List all the lines in these records that hold "dates".
## Begin Supplied records
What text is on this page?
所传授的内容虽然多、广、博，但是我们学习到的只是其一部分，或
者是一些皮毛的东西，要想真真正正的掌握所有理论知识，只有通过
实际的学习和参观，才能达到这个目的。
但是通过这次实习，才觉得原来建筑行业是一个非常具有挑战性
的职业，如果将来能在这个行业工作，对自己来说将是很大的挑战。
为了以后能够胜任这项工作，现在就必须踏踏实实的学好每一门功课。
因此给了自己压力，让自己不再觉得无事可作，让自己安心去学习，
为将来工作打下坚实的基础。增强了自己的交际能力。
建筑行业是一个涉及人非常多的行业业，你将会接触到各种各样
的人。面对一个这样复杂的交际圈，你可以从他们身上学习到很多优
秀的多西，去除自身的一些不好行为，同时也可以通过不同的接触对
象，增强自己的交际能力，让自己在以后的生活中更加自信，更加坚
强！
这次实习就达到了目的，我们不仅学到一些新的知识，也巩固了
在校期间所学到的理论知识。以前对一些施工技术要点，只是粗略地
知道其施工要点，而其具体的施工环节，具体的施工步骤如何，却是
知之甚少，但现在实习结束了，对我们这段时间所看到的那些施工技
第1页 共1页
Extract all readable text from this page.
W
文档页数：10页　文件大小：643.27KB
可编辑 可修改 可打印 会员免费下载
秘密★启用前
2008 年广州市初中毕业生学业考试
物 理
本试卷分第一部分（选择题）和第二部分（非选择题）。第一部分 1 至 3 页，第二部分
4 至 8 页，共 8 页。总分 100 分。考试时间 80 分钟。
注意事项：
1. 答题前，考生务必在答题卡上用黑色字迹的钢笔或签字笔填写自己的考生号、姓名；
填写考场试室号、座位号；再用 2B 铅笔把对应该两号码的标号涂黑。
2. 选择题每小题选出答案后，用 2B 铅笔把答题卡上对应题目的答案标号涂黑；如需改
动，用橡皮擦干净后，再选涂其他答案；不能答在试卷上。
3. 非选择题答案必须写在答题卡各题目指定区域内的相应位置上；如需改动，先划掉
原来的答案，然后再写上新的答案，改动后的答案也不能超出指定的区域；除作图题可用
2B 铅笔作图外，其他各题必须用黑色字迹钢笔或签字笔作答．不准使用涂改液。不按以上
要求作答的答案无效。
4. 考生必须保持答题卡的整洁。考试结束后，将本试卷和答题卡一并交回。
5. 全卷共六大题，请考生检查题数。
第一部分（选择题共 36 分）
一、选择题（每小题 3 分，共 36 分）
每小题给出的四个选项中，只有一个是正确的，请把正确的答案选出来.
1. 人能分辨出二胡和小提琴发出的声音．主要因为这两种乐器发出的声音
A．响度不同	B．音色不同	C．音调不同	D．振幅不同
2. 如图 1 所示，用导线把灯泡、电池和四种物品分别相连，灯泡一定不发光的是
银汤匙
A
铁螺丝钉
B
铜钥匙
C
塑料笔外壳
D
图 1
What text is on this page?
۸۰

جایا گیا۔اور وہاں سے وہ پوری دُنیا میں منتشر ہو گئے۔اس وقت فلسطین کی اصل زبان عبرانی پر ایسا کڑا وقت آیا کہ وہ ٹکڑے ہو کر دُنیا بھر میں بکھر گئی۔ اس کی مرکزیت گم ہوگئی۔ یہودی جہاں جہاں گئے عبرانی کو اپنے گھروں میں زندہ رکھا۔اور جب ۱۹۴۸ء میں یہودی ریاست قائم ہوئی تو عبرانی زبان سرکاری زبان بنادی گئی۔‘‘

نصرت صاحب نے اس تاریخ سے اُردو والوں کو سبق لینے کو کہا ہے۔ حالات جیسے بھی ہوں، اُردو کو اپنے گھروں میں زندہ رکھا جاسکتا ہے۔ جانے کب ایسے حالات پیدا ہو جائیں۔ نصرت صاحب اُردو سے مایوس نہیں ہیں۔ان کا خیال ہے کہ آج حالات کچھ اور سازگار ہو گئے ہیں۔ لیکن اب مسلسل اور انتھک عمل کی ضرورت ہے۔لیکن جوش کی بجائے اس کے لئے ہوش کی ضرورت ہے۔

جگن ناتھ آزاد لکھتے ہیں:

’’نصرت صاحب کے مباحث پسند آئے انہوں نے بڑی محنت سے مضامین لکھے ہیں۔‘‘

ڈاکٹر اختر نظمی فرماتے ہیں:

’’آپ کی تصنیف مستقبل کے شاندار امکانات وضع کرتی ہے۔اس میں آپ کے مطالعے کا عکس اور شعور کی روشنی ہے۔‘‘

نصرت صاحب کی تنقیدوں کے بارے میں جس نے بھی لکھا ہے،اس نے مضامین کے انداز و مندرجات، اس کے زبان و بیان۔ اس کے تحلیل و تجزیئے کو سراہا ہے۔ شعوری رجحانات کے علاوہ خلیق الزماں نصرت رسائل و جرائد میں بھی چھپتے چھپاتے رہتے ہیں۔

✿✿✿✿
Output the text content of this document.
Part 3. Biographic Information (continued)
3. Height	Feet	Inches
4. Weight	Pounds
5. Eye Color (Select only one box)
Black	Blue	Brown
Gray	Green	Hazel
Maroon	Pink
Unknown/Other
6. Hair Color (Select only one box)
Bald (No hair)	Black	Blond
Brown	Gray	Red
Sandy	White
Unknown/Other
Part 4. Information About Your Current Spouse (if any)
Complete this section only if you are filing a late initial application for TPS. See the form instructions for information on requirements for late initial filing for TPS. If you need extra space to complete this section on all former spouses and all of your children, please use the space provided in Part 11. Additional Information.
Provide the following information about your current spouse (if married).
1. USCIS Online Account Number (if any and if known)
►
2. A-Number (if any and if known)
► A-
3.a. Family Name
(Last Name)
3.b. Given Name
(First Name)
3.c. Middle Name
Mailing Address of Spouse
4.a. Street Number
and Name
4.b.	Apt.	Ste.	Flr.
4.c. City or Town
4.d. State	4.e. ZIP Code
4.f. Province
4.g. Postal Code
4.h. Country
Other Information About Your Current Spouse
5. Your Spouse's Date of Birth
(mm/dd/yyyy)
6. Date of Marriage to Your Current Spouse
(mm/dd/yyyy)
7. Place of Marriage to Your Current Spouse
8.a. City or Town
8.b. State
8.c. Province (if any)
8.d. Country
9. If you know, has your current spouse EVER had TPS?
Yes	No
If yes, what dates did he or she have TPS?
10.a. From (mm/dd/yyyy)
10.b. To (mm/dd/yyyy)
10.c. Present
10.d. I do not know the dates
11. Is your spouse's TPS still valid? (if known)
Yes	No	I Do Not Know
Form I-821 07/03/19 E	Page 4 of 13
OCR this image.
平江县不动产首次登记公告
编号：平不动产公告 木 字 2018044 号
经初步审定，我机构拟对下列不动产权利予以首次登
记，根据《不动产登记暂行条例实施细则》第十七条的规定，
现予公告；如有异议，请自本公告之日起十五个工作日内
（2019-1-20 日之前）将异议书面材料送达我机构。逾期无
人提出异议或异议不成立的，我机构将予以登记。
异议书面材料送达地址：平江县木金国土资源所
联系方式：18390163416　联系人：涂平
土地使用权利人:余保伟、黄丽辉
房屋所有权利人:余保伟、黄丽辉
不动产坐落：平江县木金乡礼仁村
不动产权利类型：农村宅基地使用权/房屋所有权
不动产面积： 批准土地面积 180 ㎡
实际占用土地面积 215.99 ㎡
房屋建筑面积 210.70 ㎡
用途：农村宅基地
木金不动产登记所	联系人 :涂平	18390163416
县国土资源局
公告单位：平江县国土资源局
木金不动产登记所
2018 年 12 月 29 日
## End Supplied records
Exercise response
If yes, what dates did he or she have TPS?
10.d. I do not know the dates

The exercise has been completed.